[Dataset entries]

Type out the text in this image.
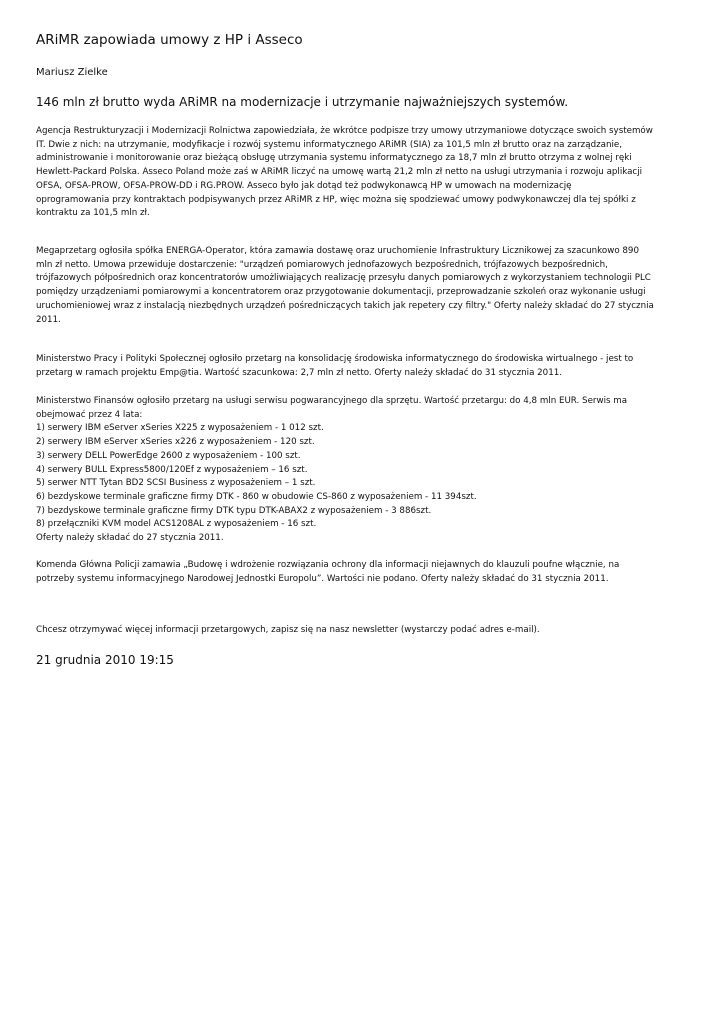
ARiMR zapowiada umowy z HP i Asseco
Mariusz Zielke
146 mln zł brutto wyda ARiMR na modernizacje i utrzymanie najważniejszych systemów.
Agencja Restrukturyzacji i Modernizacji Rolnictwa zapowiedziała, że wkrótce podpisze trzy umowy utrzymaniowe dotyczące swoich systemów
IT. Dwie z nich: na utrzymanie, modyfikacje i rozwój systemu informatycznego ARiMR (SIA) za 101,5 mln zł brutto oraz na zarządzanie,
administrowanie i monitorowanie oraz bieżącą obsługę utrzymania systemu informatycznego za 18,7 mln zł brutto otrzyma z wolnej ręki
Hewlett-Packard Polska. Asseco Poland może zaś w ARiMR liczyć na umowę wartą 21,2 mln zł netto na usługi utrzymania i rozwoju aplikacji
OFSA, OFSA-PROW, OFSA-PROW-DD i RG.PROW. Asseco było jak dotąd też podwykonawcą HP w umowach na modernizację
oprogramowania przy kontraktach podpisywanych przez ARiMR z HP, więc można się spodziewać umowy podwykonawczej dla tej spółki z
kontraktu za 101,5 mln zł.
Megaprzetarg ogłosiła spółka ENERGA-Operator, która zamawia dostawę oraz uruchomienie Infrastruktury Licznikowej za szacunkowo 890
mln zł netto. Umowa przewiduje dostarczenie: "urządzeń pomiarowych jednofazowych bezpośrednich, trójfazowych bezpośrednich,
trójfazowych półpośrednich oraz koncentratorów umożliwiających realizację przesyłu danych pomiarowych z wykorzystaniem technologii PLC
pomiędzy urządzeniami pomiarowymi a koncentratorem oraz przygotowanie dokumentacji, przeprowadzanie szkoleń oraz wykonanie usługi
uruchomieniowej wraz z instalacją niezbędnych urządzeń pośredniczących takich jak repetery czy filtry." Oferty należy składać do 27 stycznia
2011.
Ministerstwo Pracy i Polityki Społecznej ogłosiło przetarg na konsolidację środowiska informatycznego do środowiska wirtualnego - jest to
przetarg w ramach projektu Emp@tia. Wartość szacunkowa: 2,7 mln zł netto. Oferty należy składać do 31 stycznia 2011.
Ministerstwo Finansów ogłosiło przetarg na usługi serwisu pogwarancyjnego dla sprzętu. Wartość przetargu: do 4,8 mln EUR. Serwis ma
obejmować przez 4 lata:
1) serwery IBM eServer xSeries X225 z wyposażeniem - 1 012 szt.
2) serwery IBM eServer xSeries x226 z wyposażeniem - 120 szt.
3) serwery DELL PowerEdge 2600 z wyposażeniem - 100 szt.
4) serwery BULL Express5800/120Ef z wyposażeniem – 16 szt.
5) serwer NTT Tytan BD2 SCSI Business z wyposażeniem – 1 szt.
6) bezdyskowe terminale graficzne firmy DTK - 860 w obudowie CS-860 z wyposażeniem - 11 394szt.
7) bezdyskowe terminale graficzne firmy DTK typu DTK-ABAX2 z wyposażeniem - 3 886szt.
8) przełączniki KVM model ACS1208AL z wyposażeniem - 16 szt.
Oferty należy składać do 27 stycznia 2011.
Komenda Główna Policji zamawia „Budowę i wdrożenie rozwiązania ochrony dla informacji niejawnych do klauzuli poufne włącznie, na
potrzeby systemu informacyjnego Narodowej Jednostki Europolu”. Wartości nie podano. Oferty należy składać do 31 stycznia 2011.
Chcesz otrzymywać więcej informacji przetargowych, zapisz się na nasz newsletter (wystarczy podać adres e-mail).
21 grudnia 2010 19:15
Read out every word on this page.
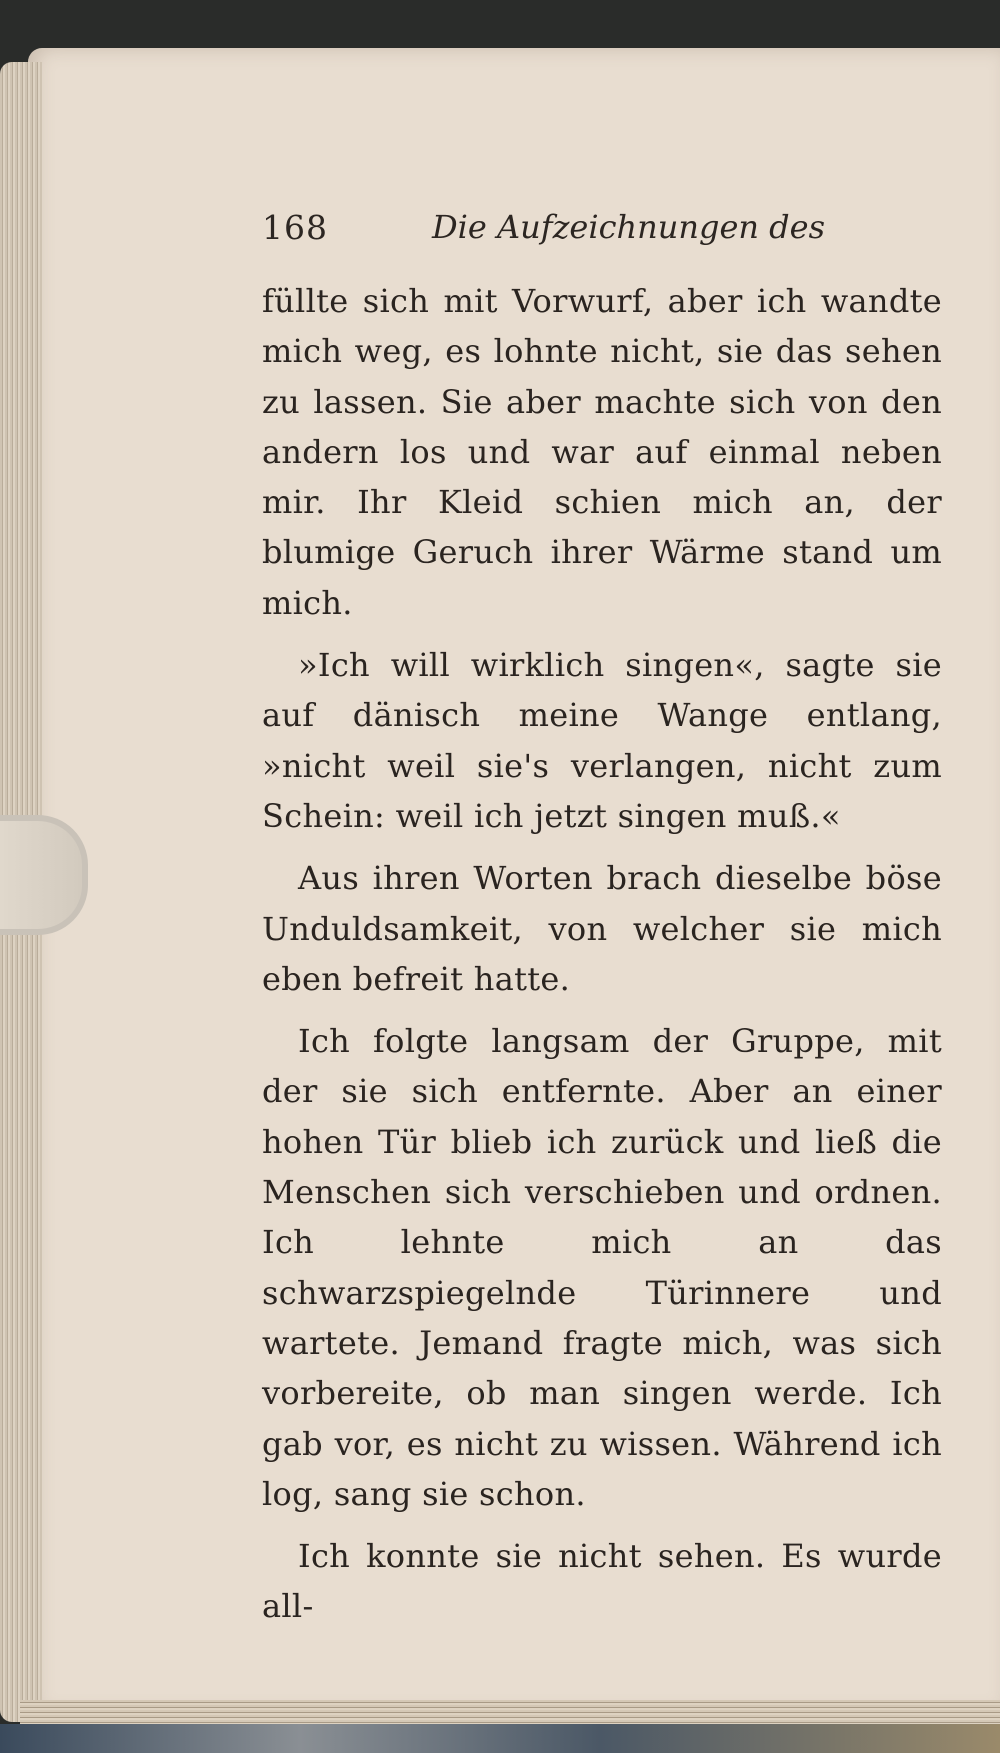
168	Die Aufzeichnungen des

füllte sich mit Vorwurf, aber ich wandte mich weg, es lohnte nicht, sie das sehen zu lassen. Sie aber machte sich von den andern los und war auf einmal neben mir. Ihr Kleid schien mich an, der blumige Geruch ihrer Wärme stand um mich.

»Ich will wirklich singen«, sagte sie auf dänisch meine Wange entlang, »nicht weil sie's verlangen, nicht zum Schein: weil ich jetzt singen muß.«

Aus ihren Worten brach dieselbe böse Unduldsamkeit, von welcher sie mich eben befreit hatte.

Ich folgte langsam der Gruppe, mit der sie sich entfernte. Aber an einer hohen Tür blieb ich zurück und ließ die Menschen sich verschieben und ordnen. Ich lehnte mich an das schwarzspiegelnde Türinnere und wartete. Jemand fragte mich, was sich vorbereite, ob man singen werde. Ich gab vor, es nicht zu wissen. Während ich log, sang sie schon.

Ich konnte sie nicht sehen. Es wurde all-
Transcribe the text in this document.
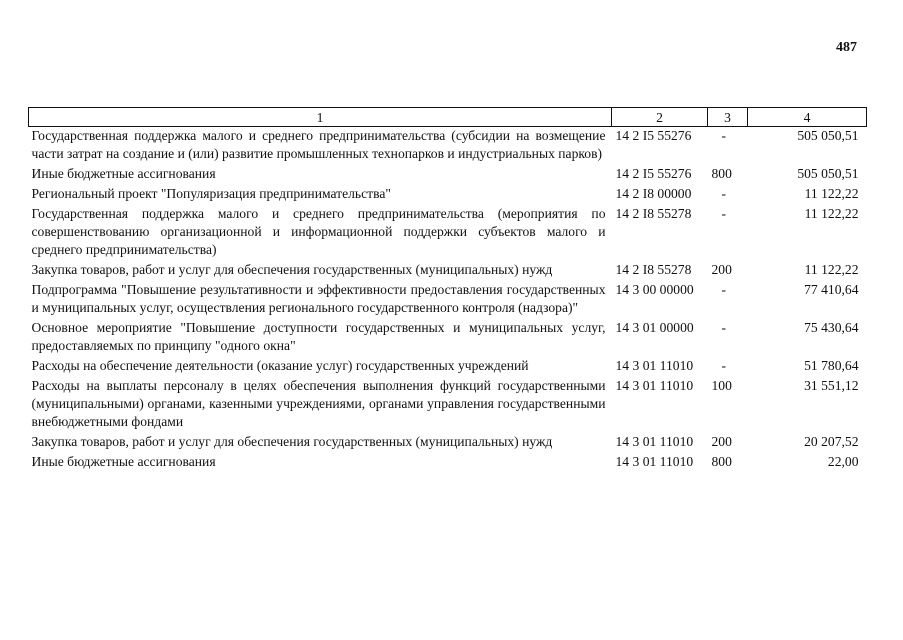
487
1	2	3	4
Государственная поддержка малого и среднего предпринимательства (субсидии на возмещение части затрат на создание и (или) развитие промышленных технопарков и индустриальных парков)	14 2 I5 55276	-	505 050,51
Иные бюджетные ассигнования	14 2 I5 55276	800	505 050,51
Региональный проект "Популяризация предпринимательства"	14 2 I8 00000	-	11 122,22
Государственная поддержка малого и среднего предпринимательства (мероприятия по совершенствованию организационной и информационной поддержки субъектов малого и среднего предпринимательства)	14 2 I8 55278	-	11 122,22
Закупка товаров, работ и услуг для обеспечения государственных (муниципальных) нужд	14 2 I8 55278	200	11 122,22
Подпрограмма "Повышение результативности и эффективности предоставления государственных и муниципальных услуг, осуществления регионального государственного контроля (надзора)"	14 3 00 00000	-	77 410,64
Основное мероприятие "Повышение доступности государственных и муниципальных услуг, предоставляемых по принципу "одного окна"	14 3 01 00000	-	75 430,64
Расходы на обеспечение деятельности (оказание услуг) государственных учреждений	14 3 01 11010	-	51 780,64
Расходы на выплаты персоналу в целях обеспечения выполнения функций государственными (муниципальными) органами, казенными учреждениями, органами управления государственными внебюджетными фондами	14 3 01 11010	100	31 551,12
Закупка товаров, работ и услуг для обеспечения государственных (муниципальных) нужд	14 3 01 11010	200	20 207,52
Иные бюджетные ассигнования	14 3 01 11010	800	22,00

Do this » Pictures are excluded; copy all other data exactly as shown.

Expected answer »
Type out the text in this image.
ARiMR zapowiada umowy z HP i Asseco
Mariusz Zielke
146 mln zł brutto wyda ARiMR na modernizacje i utrzymanie najważniejszych systemów.
Agencja Restrukturyzacji i Modernizacji Rolnictwa zapowiedziała, że wkrótce podpisze trzy umowy utrzymaniowe dotyczące swoich systemów
IT. Dwie z nich: na utrzymanie, modyfikacje i rozwój systemu informatycznego ARiMR (SIA) za 101,5 mln zł brutto oraz na zarządzanie,
administrowanie i monitorowanie oraz bieżącą obsługę utrzymania systemu informatycznego za 18,7 mln zł brutto otrzyma z wolnej ręki
Hewlett-Packard Polska. Asseco Poland może zaś w ARiMR liczyć na umowę wartą 21,2 mln zł netto na usługi utrzymania i rozwoju aplikacji
OFSA, OFSA-PROW, OFSA-PROW-DD i RG.PROW. Asseco było jak dotąd też podwykonawcą HP w umowach na modernizację
oprogramowania przy kontraktach podpisywanych przez ARiMR z HP, więc można się spodziewać umowy podwykonawczej dla tej spółki z
kontraktu za 101,5 mln zł.
Megaprzetarg ogłosiła spółka ENERGA-Operator, która zamawia dostawę oraz uruchomienie Infrastruktury Licznikowej za szacunkowo 890
mln zł netto. Umowa przewiduje dostarczenie: "urządzeń pomiarowych jednofazowych bezpośrednich, trójfazowych bezpośrednich,
trójfazowych półpośrednich oraz koncentratorów umożliwiających realizację przesyłu danych pomiarowych z wykorzystaniem technologii PLC
pomiędzy urządzeniami pomiarowymi a koncentratorem oraz przygotowanie dokumentacji, przeprowadzanie szkoleń oraz wykonanie usługi
uruchomieniowej wraz z instalacją niezbędnych urządzeń pośredniczących takich jak repetery czy filtry." Oferty należy składać do 27 stycznia
2011.
Ministerstwo Pracy i Polityki Społecznej ogłosiło przetarg na konsolidację środowiska informatycznego do środowiska wirtualnego - jest to
przetarg w ramach projektu Emp@tia. Wartość szacunkowa: 2,7 mln zł netto. Oferty należy składać do 31 stycznia 2011.
Ministerstwo Finansów ogłosiło przetarg na usługi serwisu pogwarancyjnego dla sprzętu. Wartość przetargu: do 4,8 mln EUR. Serwis ma
obejmować przez 4 lata:
1) serwery IBM eServer xSeries X225 z wyposażeniem - 1 012 szt.
2) serwery IBM eServer xSeries x226 z wyposażeniem - 120 szt.
3) serwery DELL PowerEdge 2600 z wyposażeniem - 100 szt.
4) serwery BULL Express5800/120Ef z wyposażeniem – 16 szt.
5) serwer NTT Tytan BD2 SCSI Business z wyposażeniem – 1 szt.
6) bezdyskowe terminale graficzne firmy DTK - 860 w obudowie CS-860 z wyposażeniem - 11 394szt.
7) bezdyskowe terminale graficzne firmy DTK typu DTK-ABAX2 z wyposażeniem - 3 886szt.
8) przełączniki KVM model ACS1208AL z wyposażeniem - 16 szt.
Oferty należy składać do 27 stycznia 2011.
Komenda Główna Policji zamawia „Budowę i wdrożenie rozwiązania ochrony dla informacji niejawnych do klauzuli poufne włącznie, na
potrzeby systemu informacyjnego Narodowej Jednostki Europolu”. Wartości nie podano. Oferty należy składać do 31 stycznia 2011.
Chcesz otrzymywać więcej informacji przetargowych, zapisz się na nasz newsletter (wystarczy podać adres e-mail).
21 grudnia 2010 19:15
Read out every word on this page.
168	Die Aufzeichnungen des

füllte sich mit Vorwurf, aber ich wandte mich weg, es lohnte nicht, sie das sehen zu lassen. Sie aber machte sich von den andern los und war auf einmal neben mir. Ihr Kleid schien mich an, der blumige Geruch ihrer Wärme stand um mich.

»Ich will wirklich singen«, sagte sie auf dänisch meine Wange entlang, »nicht weil sie's verlangen, nicht zum Schein: weil ich jetzt singen muß.«

Aus ihren Worten brach dieselbe böse Unduldsamkeit, von welcher sie mich eben befreit hatte.

Ich folgte langsam der Gruppe, mit der sie sich entfernte. Aber an einer hohen Tür blieb ich zurück und ließ die Menschen sich verschieben und ordnen. Ich lehnte mich an das schwarzspiegelnde Türinnere und wartete. Jemand fragte mich, was sich vorbereite, ob man singen werde. Ich gab vor, es nicht zu wissen. Während ich log, sang sie schon.

Ich konnte sie nicht sehen. Es wurde all-
Transcribe the text in this document.
487
1	2	3	4
Государственная поддержка малого и среднего предпринимательства (субсидии на возмещение части затрат на создание и (или) развитие промышленных технопарков и индустриальных парков)	14 2 I5 55276	-	505 050,51
Иные бюджетные ассигнования	14 2 I5 55276	800	505 050,51
Региональный проект "Популяризация предпринимательства"	14 2 I8 00000	-	11 122,22
Государственная поддержка малого и среднего предпринимательства (мероприятия по совершенствованию организационной и информационной поддержки субъектов малого и среднего предпринимательства)	14 2 I8 55278	-	11 122,22
Закупка товаров, работ и услуг для обеспечения государственных (муниципальных) нужд	14 2 I8 55278	200	11 122,22
Подпрограмма "Повышение результативности и эффективности предоставления государственных и муниципальных услуг, осуществления регионального государственного контроля (надзора)"	14 3 00 00000	-	77 410,64
Основное мероприятие "Повышение доступности государственных и муниципальных услуг, предоставляемых по принципу "одного окна"	14 3 01 00000	-	75 430,64
Расходы на обеспечение деятельности (оказание услуг) государственных учреждений	14 3 01 11010	-	51 780,64
Расходы на выплаты персоналу в целях обеспечения выполнения функций государственными (муниципальными) органами, казенными учреждениями, органами управления государственными внебюджетными фондами	14 3 01 11010	100	31 551,12
Закупка товаров, работ и услуг для обеспечения государственных (муниципальных) нужд	14 3 01 11010	200	20 207,52
Иные бюджетные ассигнования	14 3 01 11010	800	22,00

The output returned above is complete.